▸ WHAT THE EXERCISE ASKS: All the records that follow need to be reproduced exactly. Omit the images.

[Figure data in JSON]
########################################
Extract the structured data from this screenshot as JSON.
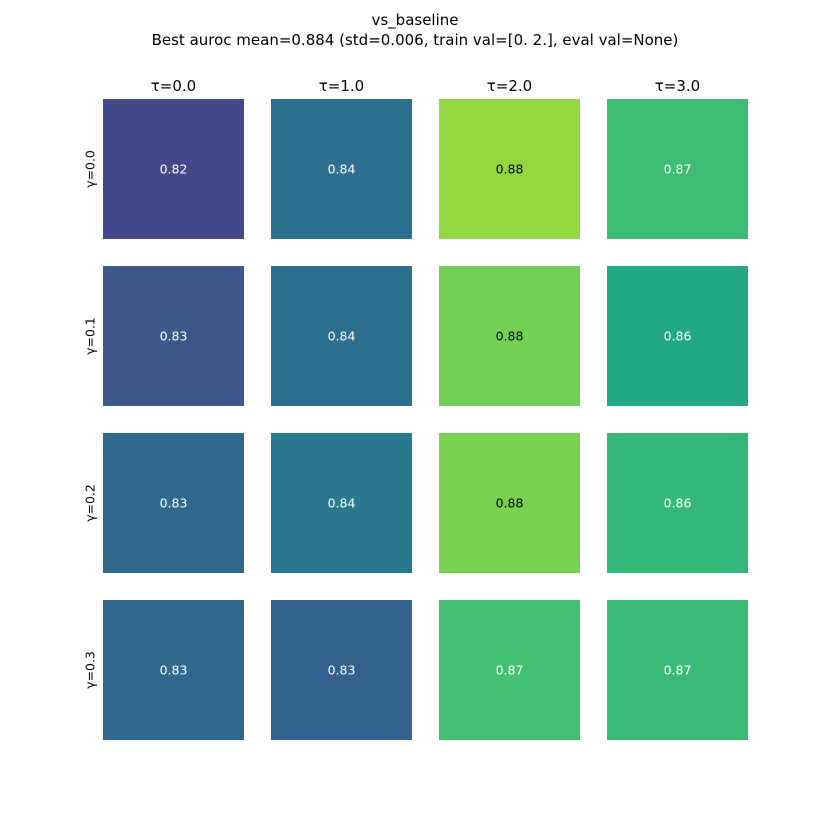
{
  "chart_data": {
    "type": "heatmap",
    "title": "vs_baseline",
    "subtitle": "Best auroc mean=0.884 (std=0.006, train val=[0. 2.], eval val=None)",
    "col_labels": [
      "τ=0.0",
      "τ=1.0",
      "τ=2.0",
      "τ=3.0"
    ],
    "row_labels": [
      "γ=0.0",
      "γ=0.1",
      "γ=0.2",
      "γ=0.3"
    ],
    "values": [
      [
        0.82,
        0.84,
        0.88,
        0.87
      ],
      [
        0.83,
        0.84,
        0.88,
        0.86
      ],
      [
        0.83,
        0.84,
        0.88,
        0.86
      ],
      [
        0.83,
        0.83,
        0.87,
        0.87
      ]
    ],
    "cell_labels": [
      [
        "0.82",
        "0.84",
        "0.88",
        "0.87"
      ],
      [
        "0.83",
        "0.84",
        "0.88",
        "0.86"
      ],
      [
        "0.83",
        "0.84",
        "0.88",
        "0.86"
      ],
      [
        "0.83",
        "0.83",
        "0.87",
        "0.87"
      ]
    ],
    "cell_colors": [
      [
        "#43488a",
        "#2e6f8e",
        "#93d741",
        "#3dbc74"
      ],
      [
        "#3c588b",
        "#2e6f8e",
        "#73d055",
        "#22a884"
      ],
      [
        "#31688e",
        "#2a788e",
        "#7ad151",
        "#35b779"
      ],
      [
        "#31688e",
        "#34618d",
        "#43bf71",
        "#3aba76"
      ]
    ],
    "text_colors": [
      [
        "#ffffff",
        "#ffffff",
        "#000000",
        "#ffffff"
      ],
      [
        "#ffffff",
        "#ffffff",
        "#000000",
        "#ffffff"
      ],
      [
        "#ffffff",
        "#ffffff",
        "#000000",
        "#ffffff"
      ],
      [
        "#ffffff",
        "#ffffff",
        "#ffffff",
        "#ffffff"
      ]
    ],
    "colormap": "viridis",
    "grid": false
  }
}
########################################
▸ SOLUTION TO THIS TASK:
Extract the structured data from this screenshot as JSON.
{
  "chart_data": {
    "type": "heatmap",
    "title": "vs_baseline",
    "subtitle": "Best auroc mean=0.884 (std=0.006, train val=[0. 2.], eval val=None)",
    "col_labels": [
      "τ=0.0",
      "τ=1.0",
      "τ=2.0",
      "τ=3.0"
    ],
    "row_labels": [
      "γ=0.0",
      "γ=0.1",
      "γ=0.2",
      "γ=0.3"
    ],
    "values": [
      [
        0.82,
        0.84,
        0.88,
        0.87
      ],
      [
        0.83,
        0.84,
        0.88,
        0.86
      ],
      [
        0.83,
        0.84,
        0.88,
        0.86
      ],
      [
        0.83,
        0.83,
        0.87,
        0.87
      ]
    ],
    "cell_labels": [
      [
        "0.82",
        "0.84",
        "0.88",
        "0.87"
      ],
      [
        "0.83",
        "0.84",
        "0.88",
        "0.86"
      ],
      [
        "0.83",
        "0.84",
        "0.88",
        "0.86"
      ],
      [
        "0.83",
        "0.83",
        "0.87",
        "0.87"
      ]
    ],
    "cell_colors": [
      [
        "#43488a",
        "#2e6f8e",
        "#93d741",
        "#3dbc74"
      ],
      [
        "#3c588b",
        "#2e6f8e",
        "#73d055",
        "#22a884"
      ],
      [
        "#31688e",
        "#2a788e",
        "#7ad151",
        "#35b779"
      ],
      [
        "#31688e",
        "#34618d",
        "#43bf71",
        "#3aba76"
      ]
    ],
    "text_colors": [
      [
        "#ffffff",
        "#ffffff",
        "#000000",
        "#ffffff"
      ],
      [
        "#ffffff",
        "#ffffff",
        "#000000",
        "#ffffff"
      ],
      [
        "#ffffff",
        "#ffffff",
        "#000000",
        "#ffffff"
      ],
      [
        "#ffffff",
        "#ffffff",
        "#ffffff",
        "#ffffff"
      ]
    ],
    "colormap": "viridis",
    "grid": false
  }
}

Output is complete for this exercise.